** START OF Listed records **

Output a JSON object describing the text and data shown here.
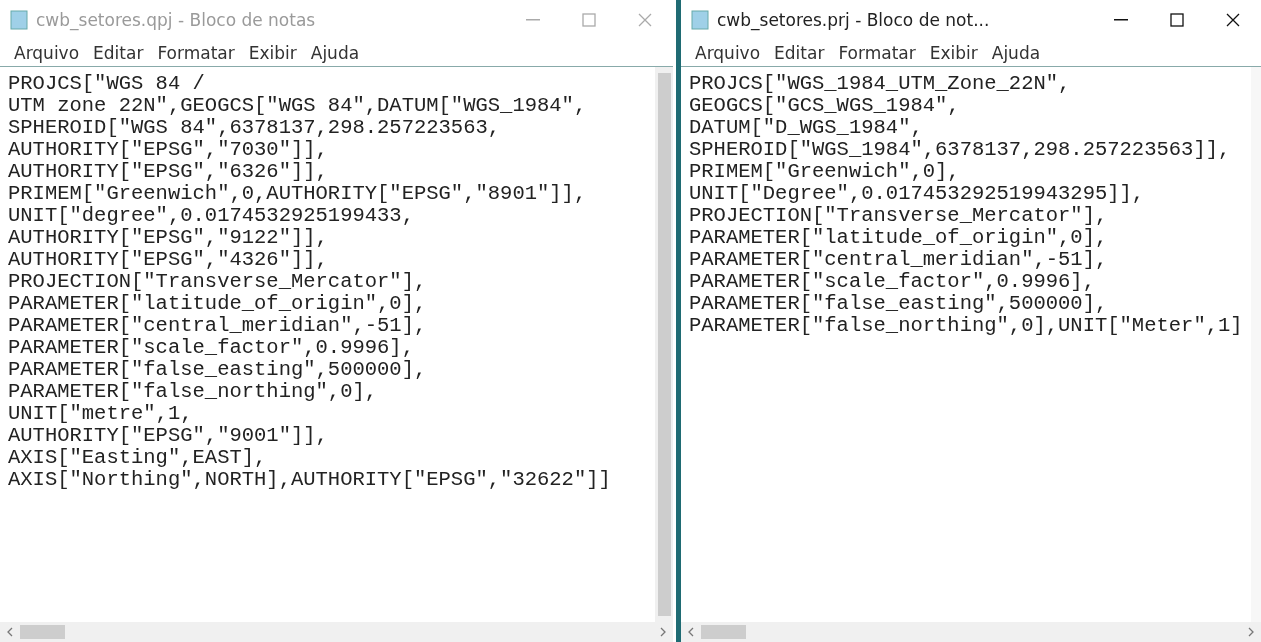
{
  "windows": [
    {
      "title": "cwb_setores.qpj - Bloco de notas",
      "active": false,
      "menu": [
        "Arquivo",
        "Editar",
        "Formatar",
        "Exibir",
        "Ajuda"
      ],
      "vertical_scrollbar": true,
      "lines": [
        "PROJCS[\"WGS 84 /",
        "UTM zone 22N\",GEOGCS[\"WGS 84\",DATUM[\"WGS_1984\",",
        "SPHEROID[\"WGS 84\",6378137,298.257223563,",
        "AUTHORITY[\"EPSG\",\"7030\"]],",
        "AUTHORITY[\"EPSG\",\"6326\"]],",
        "PRIMEM[\"Greenwich\",0,AUTHORITY[\"EPSG\",\"8901\"]],",
        "UNIT[\"degree\",0.0174532925199433,",
        "AUTHORITY[\"EPSG\",\"9122\"]],",
        "AUTHORITY[\"EPSG\",\"4326\"]],",
        "PROJECTION[\"Transverse_Mercator\"],",
        "PARAMETER[\"latitude_of_origin\",0],",
        "PARAMETER[\"central_meridian\",-51],",
        "PARAMETER[\"scale_factor\",0.9996],",
        "PARAMETER[\"false_easting\",500000],",
        "PARAMETER[\"false_northing\",0],",
        "UNIT[\"metre\",1,",
        "AUTHORITY[\"EPSG\",\"9001\"]],",
        "AXIS[\"Easting\",EAST],",
        "AXIS[\"Northing\",NORTH],AUTHORITY[\"EPSG\",\"32622\"]]"
      ]
    },
    {
      "title": "cwb_setores.prj - Bloco de not...",
      "active": true,
      "menu": [
        "Arquivo",
        "Editar",
        "Formatar",
        "Exibir",
        "Ajuda"
      ],
      "vertical_scrollbar": false,
      "lines": [
        "PROJCS[\"WGS_1984_UTM_Zone_22N\",",
        "GEOGCS[\"GCS_WGS_1984\",",
        "DATUM[\"D_WGS_1984\",",
        "SPHEROID[\"WGS_1984\",6378137,298.257223563]],",
        "PRIMEM[\"Greenwich\",0],",
        "UNIT[\"Degree\",0.017453292519943295]],",
        "PROJECTION[\"Transverse_Mercator\"],",
        "PARAMETER[\"latitude_of_origin\",0],",
        "PARAMETER[\"central_meridian\",-51],",
        "PARAMETER[\"scale_factor\",0.9996],",
        "PARAMETER[\"false_easting\",500000],",
        "PARAMETER[\"false_northing\",0],UNIT[\"Meter\",1]"
      ]
    }
  ]
}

** END OF Listed records **

■ **Exercise directions**:
Transcribe the material as is, with images omitted.

■ **Exercise response**:
Output a JSON object describing the text and data shown here.
{
  "windows": [
    {
      "title": "cwb_setores.qpj - Bloco de notas",
      "active": false,
      "menu": [
        "Arquivo",
        "Editar",
        "Formatar",
        "Exibir",
        "Ajuda"
      ],
      "vertical_scrollbar": true,
      "lines": [
        "PROJCS[\"WGS 84 /",
        "UTM zone 22N\",GEOGCS[\"WGS 84\",DATUM[\"WGS_1984\",",
        "SPHEROID[\"WGS 84\",6378137,298.257223563,",
        "AUTHORITY[\"EPSG\",\"7030\"]],",
        "AUTHORITY[\"EPSG\",\"6326\"]],",
        "PRIMEM[\"Greenwich\",0,AUTHORITY[\"EPSG\",\"8901\"]],",
        "UNIT[\"degree\",0.0174532925199433,",
        "AUTHORITY[\"EPSG\",\"9122\"]],",
        "AUTHORITY[\"EPSG\",\"4326\"]],",
        "PROJECTION[\"Transverse_Mercator\"],",
        "PARAMETER[\"latitude_of_origin\",0],",
        "PARAMETER[\"central_meridian\",-51],",
        "PARAMETER[\"scale_factor\",0.9996],",
        "PARAMETER[\"false_easting\",500000],",
        "PARAMETER[\"false_northing\",0],",
        "UNIT[\"metre\",1,",
        "AUTHORITY[\"EPSG\",\"9001\"]],",
        "AXIS[\"Easting\",EAST],",
        "AXIS[\"Northing\",NORTH],AUTHORITY[\"EPSG\",\"32622\"]]"
      ]
    },
    {
      "title": "cwb_setores.prj - Bloco de not...",
      "active": true,
      "menu": [
        "Arquivo",
        "Editar",
        "Formatar",
        "Exibir",
        "Ajuda"
      ],
      "vertical_scrollbar": false,
      "lines": [
        "PROJCS[\"WGS_1984_UTM_Zone_22N\",",
        "GEOGCS[\"GCS_WGS_1984\",",
        "DATUM[\"D_WGS_1984\",",
        "SPHEROID[\"WGS_1984\",6378137,298.257223563]],",
        "PRIMEM[\"Greenwich\",0],",
        "UNIT[\"Degree\",0.017453292519943295]],",
        "PROJECTION[\"Transverse_Mercator\"],",
        "PARAMETER[\"latitude_of_origin\",0],",
        "PARAMETER[\"central_meridian\",-51],",
        "PARAMETER[\"scale_factor\",0.9996],",
        "PARAMETER[\"false_easting\",500000],",
        "PARAMETER[\"false_northing\",0],UNIT[\"Meter\",1]"
      ]
    }
  ]
}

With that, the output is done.